#### What the exercise asks:
Reproduce the line that holds "Convert this document image to plain text." together with all the lines after it up to the end of the entries.

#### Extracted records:
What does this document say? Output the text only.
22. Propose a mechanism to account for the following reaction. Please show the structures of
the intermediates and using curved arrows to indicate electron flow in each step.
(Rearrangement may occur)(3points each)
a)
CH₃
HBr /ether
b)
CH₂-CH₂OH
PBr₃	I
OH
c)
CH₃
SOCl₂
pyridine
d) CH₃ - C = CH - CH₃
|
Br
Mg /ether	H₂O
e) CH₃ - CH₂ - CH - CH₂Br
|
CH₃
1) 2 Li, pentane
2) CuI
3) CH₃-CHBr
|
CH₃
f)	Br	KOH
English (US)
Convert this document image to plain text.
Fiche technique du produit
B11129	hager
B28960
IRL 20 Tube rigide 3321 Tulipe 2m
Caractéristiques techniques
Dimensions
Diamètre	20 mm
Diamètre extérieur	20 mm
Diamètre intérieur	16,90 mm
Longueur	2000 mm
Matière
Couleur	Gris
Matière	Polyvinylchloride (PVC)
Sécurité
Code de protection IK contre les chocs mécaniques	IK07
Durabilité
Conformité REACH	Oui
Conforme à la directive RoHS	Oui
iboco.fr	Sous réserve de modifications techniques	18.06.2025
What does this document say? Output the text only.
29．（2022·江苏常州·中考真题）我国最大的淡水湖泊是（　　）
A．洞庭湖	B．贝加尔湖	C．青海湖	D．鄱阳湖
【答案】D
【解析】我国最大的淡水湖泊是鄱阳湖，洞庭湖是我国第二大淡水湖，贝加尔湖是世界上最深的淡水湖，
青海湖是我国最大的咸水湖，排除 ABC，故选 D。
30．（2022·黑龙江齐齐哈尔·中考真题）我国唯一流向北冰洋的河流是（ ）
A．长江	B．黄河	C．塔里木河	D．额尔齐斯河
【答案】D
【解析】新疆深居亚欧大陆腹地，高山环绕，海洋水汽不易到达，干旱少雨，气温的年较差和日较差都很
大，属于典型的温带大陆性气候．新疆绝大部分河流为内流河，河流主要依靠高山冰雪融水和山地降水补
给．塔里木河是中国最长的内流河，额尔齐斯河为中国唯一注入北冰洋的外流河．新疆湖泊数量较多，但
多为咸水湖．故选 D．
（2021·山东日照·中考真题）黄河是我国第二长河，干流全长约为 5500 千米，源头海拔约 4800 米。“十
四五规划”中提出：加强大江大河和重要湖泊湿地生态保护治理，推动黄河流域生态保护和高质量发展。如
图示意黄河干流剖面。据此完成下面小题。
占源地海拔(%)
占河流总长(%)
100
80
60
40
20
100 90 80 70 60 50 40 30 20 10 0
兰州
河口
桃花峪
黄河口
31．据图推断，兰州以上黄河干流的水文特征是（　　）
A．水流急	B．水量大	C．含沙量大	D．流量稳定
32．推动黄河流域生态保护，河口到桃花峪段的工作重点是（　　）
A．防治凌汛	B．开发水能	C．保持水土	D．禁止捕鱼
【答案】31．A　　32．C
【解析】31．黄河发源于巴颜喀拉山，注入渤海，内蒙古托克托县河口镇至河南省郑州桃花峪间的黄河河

#### Task response:
Convert this document image to plain text.
Fiche technique du produit
B11129	hager
B28960
IRL 20 Tube rigide 3321 Tulipe 2m
Caractéristiques techniques
Dimensions
Diamètre	20 mm
Diamètre extérieur	20 mm
Diamètre intérieur	16,90 mm
Longueur	2000 mm
Matière
Couleur	Gris
Matière	Polyvinylchloride (PVC)
Sécurité
Code de protection IK contre les chocs mécaniques	IK07
Durabilité
Conformité REACH	Oui
Conforme à la directive RoHS	Oui
iboco.fr	Sous réserve de modifications techniques	18.06.2025
What does this document say? Output the text only.
29．（2022·江苏常州·中考真题）我国最大的淡水湖泊是（　　）
A．洞庭湖	B．贝加尔湖	C．青海湖	D．鄱阳湖
【答案】D
【解析】我国最大的淡水湖泊是鄱阳湖，洞庭湖是我国第二大淡水湖，贝加尔湖是世界上最深的淡水湖，
青海湖是我国最大的咸水湖，排除 ABC，故选 D。
30．（2022·黑龙江齐齐哈尔·中考真题）我国唯一流向北冰洋的河流是（ ）
A．长江	B．黄河	C．塔里木河	D．额尔齐斯河
【答案】D
【解析】新疆深居亚欧大陆腹地，高山环绕，海洋水汽不易到达，干旱少雨，气温的年较差和日较差都很
大，属于典型的温带大陆性气候．新疆绝大部分河流为内流河，河流主要依靠高山冰雪融水和山地降水补
给．塔里木河是中国最长的内流河，额尔齐斯河为中国唯一注入北冰洋的外流河．新疆湖泊数量较多，但
多为咸水湖．故选 D．
（2021·山东日照·中考真题）黄河是我国第二长河，干流全长约为 5500 千米，源头海拔约 4800 米。“十
四五规划”中提出：加强大江大河和重要湖泊湿地生态保护治理，推动黄河流域生态保护和高质量发展。如
图示意黄河干流剖面。据此完成下面小题。
占源地海拔(%)
占河流总长(%)
100
80
60
40
20
100 90 80 70 60 50 40 30 20 10 0
兰州
河口
桃花峪
黄河口
31．据图推断，兰州以上黄河干流的水文特征是（　　）
A．水流急	B．水量大	C．含沙量大	D．流量稳定
32．推动黄河流域生态保护，河口到桃花峪段的工作重点是（　　）
A．防治凌汛	B．开发水能	C．保持水土	D．禁止捕鱼
【答案】31．A　　32．C
【解析】31．黄河发源于巴颜喀拉山，注入渤海，内蒙古托克托县河口镇至河南省郑州桃花峪间的黄河河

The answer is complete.